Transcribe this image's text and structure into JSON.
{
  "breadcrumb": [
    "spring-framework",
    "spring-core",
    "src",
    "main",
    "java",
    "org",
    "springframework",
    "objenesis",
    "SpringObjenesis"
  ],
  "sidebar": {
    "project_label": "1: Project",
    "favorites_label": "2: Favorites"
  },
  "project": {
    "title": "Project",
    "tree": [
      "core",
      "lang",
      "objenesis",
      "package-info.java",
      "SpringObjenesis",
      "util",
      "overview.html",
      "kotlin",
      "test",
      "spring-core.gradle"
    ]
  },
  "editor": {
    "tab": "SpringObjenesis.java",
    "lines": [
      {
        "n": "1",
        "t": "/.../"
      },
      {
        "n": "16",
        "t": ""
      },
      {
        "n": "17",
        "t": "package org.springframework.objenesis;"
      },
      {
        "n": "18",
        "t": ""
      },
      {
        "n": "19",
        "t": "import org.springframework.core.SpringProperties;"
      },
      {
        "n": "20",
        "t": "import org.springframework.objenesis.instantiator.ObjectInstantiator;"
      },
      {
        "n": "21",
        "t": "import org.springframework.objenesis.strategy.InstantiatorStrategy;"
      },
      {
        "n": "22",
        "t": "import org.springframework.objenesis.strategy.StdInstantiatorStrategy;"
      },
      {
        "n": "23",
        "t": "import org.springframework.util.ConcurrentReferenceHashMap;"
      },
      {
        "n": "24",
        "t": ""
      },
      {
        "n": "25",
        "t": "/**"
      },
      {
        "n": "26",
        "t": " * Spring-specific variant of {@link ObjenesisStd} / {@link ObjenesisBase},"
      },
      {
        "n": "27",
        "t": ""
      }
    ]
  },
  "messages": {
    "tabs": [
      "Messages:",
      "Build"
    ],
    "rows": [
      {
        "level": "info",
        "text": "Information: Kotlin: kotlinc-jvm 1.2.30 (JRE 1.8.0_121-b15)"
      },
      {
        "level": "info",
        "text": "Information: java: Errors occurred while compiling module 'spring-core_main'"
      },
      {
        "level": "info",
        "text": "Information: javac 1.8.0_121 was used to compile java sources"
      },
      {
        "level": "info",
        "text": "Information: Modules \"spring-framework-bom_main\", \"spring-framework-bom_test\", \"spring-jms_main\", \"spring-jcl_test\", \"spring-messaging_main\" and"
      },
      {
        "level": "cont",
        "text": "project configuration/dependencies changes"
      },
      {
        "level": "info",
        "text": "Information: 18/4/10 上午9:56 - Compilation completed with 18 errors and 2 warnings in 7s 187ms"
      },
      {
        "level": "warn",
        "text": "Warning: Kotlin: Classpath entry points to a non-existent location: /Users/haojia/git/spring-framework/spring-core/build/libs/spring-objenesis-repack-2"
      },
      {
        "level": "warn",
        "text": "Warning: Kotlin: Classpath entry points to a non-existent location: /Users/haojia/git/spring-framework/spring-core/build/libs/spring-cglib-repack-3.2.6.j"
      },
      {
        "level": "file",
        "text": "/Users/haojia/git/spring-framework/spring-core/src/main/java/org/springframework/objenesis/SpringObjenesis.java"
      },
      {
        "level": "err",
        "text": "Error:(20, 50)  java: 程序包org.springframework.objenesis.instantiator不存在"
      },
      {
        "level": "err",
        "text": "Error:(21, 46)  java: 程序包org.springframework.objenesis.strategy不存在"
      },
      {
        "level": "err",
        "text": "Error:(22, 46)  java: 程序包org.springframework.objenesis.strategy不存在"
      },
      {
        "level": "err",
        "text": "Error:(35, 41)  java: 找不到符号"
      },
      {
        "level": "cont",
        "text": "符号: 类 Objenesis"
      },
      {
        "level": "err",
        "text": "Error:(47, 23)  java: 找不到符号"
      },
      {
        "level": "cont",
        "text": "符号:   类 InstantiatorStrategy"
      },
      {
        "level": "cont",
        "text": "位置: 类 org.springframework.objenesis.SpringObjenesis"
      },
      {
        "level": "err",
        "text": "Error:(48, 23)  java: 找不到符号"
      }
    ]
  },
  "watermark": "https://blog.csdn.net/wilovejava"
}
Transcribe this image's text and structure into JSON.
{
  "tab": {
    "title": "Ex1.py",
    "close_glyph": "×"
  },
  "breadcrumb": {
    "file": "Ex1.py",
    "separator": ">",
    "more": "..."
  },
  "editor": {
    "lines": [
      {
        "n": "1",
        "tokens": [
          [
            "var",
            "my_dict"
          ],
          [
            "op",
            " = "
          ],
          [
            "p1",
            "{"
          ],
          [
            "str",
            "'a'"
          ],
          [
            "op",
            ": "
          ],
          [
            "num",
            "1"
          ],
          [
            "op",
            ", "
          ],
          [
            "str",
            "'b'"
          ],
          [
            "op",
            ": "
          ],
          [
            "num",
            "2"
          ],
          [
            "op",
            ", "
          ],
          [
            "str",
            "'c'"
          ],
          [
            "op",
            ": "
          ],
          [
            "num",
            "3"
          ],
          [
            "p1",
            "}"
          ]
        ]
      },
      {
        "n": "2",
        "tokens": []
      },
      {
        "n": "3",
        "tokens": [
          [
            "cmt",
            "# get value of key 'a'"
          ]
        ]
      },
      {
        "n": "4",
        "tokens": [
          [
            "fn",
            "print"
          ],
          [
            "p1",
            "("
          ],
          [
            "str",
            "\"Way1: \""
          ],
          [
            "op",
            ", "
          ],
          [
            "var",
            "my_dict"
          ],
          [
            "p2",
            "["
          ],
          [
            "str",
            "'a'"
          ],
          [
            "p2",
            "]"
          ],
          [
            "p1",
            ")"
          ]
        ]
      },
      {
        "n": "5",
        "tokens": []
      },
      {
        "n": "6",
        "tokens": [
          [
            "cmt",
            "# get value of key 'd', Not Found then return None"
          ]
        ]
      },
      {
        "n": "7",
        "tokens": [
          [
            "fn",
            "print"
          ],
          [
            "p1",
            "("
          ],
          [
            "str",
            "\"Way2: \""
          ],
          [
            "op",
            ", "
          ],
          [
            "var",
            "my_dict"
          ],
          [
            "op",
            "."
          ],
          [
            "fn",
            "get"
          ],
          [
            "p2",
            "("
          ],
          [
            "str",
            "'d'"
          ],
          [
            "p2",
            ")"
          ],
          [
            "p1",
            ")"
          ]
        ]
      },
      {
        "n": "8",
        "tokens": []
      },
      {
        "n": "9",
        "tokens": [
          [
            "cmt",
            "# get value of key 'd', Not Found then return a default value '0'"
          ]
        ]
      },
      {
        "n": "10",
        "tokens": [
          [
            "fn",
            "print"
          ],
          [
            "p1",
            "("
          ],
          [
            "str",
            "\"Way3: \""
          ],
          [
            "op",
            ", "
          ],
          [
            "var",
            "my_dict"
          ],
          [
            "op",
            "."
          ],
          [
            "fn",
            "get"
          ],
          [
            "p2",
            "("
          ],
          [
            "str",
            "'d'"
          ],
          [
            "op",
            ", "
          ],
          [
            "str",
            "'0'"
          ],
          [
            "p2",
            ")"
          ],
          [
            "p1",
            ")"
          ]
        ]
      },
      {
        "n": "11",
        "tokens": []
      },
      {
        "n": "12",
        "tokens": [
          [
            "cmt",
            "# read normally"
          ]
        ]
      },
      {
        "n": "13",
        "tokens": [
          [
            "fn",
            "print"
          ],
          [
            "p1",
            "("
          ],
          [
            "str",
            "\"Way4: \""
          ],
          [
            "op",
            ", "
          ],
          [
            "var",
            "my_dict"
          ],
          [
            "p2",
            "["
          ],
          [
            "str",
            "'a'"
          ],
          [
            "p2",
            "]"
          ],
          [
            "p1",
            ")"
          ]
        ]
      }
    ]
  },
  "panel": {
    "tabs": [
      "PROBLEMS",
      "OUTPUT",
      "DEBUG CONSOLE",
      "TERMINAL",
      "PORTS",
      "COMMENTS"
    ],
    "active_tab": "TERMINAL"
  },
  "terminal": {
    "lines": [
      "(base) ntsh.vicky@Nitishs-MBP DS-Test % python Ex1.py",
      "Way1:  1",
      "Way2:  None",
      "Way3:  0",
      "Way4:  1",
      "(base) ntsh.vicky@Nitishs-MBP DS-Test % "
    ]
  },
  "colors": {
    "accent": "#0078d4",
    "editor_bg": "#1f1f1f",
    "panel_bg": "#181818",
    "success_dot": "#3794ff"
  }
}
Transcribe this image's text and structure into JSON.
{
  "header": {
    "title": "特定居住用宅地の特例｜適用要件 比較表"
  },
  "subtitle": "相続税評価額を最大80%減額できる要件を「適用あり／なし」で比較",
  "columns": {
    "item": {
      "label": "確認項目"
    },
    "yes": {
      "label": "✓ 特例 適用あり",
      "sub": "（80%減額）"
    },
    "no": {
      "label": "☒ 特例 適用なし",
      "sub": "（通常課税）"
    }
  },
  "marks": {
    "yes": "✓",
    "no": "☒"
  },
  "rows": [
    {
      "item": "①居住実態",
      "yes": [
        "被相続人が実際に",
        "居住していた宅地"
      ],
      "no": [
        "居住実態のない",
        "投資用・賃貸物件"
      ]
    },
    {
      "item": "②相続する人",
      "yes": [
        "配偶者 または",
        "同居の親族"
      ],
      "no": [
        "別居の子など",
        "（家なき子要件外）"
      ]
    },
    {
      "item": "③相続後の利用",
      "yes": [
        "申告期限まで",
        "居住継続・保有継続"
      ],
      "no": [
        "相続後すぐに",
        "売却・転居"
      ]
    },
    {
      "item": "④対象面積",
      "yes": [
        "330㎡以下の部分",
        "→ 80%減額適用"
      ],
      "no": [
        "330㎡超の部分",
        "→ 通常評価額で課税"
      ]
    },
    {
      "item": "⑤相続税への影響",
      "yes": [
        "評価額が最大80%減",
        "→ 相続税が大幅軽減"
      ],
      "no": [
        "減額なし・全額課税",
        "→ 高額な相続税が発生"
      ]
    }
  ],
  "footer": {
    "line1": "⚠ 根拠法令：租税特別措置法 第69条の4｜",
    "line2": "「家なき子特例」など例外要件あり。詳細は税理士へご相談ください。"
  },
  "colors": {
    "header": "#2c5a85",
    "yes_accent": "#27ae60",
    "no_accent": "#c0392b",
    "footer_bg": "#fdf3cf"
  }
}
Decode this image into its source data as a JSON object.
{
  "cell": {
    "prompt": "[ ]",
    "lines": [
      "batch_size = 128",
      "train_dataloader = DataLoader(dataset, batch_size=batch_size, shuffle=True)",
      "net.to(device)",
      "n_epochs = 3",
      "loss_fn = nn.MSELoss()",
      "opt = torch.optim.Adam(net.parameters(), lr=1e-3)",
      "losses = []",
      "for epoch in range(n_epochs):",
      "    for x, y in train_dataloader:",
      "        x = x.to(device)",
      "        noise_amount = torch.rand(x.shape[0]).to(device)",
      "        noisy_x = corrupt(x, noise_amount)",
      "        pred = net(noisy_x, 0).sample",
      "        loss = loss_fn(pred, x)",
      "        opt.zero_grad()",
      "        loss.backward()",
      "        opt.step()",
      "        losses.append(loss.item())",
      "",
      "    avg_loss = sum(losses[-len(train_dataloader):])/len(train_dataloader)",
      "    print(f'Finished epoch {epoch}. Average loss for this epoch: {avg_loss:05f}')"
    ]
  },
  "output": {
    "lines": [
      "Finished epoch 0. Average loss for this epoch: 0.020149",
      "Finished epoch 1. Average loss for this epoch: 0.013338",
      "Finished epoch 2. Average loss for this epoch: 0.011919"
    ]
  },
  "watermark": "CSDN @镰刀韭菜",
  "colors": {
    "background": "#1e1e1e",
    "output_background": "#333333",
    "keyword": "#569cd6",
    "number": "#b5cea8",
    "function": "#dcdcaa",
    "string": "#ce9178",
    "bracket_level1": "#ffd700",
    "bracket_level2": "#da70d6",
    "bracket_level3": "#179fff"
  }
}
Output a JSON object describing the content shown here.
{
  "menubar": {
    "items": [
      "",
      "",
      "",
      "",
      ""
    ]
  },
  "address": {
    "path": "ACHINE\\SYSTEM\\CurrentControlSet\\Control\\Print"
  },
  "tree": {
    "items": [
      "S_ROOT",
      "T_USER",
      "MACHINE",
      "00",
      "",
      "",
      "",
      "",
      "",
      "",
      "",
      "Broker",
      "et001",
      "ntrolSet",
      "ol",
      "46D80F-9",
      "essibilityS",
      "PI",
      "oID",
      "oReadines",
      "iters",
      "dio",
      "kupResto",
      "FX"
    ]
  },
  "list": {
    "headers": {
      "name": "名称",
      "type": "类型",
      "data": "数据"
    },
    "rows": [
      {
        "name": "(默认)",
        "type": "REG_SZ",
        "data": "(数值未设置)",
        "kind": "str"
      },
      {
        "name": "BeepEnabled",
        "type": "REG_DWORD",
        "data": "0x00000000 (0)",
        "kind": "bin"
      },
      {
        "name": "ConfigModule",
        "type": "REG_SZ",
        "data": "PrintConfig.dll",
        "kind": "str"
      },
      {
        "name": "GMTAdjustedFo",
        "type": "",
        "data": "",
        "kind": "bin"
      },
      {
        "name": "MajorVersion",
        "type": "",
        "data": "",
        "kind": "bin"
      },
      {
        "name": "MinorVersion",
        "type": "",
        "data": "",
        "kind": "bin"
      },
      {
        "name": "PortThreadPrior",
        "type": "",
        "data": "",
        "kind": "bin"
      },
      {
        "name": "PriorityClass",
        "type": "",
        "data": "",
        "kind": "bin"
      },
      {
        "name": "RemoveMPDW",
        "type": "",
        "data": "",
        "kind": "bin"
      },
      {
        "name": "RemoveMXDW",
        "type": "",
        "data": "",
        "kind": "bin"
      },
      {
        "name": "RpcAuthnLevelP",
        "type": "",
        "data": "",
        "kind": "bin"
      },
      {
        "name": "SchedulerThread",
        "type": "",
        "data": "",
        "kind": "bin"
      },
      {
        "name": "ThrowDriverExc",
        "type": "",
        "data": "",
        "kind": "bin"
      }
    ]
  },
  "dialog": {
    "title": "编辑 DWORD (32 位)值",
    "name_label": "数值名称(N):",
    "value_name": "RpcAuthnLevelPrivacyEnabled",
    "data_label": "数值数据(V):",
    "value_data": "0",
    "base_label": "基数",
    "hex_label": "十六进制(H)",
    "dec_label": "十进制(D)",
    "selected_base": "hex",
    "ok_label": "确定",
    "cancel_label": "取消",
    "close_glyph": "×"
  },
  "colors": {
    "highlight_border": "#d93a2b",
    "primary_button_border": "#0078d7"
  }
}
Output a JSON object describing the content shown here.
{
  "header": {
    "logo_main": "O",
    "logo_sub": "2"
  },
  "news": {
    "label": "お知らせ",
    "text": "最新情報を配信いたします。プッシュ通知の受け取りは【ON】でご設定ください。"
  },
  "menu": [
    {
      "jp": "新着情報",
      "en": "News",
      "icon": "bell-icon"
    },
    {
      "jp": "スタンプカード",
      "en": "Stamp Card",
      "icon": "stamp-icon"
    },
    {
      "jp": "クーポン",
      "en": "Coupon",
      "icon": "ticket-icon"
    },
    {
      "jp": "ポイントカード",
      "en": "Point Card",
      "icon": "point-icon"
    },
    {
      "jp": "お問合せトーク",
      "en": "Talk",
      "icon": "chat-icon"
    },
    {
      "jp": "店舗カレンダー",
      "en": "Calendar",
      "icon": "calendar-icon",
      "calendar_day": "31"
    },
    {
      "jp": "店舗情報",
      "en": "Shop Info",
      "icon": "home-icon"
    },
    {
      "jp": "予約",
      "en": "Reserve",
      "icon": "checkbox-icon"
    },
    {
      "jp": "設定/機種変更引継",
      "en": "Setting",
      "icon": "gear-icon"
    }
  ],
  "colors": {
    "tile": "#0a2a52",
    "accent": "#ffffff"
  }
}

--

GIVEN TASK:
State the count of lines that contain the string "適用あり". Nothing else is needed.

COMPLETED TASK:
2